■ THE EXERCISE: Write out each line of the material again, word for word.

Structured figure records
◆ ◆ ◆ ◆ ◆
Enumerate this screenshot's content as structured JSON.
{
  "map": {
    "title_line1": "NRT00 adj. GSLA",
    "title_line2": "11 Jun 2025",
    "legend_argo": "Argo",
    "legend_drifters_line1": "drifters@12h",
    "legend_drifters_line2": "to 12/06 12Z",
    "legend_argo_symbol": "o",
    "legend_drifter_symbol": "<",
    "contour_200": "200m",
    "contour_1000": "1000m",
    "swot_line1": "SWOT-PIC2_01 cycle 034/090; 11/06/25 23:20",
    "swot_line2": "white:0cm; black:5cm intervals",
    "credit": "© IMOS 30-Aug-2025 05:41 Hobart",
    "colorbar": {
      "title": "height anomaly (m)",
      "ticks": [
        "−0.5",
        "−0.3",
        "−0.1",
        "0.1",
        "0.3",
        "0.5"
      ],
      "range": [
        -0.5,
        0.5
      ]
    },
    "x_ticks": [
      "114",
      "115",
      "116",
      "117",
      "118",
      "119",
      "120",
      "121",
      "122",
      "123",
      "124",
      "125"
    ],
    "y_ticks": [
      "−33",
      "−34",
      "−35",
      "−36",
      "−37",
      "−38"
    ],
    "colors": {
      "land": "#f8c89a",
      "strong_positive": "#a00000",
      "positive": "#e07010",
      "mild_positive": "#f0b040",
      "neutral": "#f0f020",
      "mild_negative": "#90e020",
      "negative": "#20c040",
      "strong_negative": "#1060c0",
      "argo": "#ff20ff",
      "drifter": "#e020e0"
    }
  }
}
◆ ◆ ◆ ◆ ◆
■ RESULT OF THE TASK:
Enumerate this screenshot's content as structured JSON.
{
  "map": {
    "title_line1": "NRT00 adj. GSLA",
    "title_line2": "11 Jun 2025",
    "legend_argo": "Argo",
    "legend_drifters_line1": "drifters@12h",
    "legend_drifters_line2": "to 12/06 12Z",
    "legend_argo_symbol": "o",
    "legend_drifter_symbol": "<",
    "contour_200": "200m",
    "contour_1000": "1000m",
    "swot_line1": "SWOT-PIC2_01 cycle 034/090; 11/06/25 23:20",
    "swot_line2": "white:0cm; black:5cm intervals",
    "credit": "© IMOS 30-Aug-2025 05:41 Hobart",
    "colorbar": {
      "title": "height anomaly (m)",
      "ticks": [
        "−0.5",
        "−0.3",
        "−0.1",
        "0.1",
        "0.3",
        "0.5"
      ],
      "range": [
        -0.5,
        0.5
      ]
    },
    "x_ticks": [
      "114",
      "115",
      "116",
      "117",
      "118",
      "119",
      "120",
      "121",
      "122",
      "123",
      "124",
      "125"
    ],
    "y_ticks": [
      "−33",
      "−34",
      "−35",
      "−36",
      "−37",
      "−38"
    ],
    "colors": {
      "land": "#f8c89a",
      "strong_positive": "#a00000",
      "positive": "#e07010",
      "mild_positive": "#f0b040",
      "neutral": "#f0f020",
      "mild_negative": "#90e020",
      "negative": "#20c040",
      "strong_negative": "#1060c0",
      "argo": "#ff20ff",
      "drifter": "#e020e0"
    }
  }
}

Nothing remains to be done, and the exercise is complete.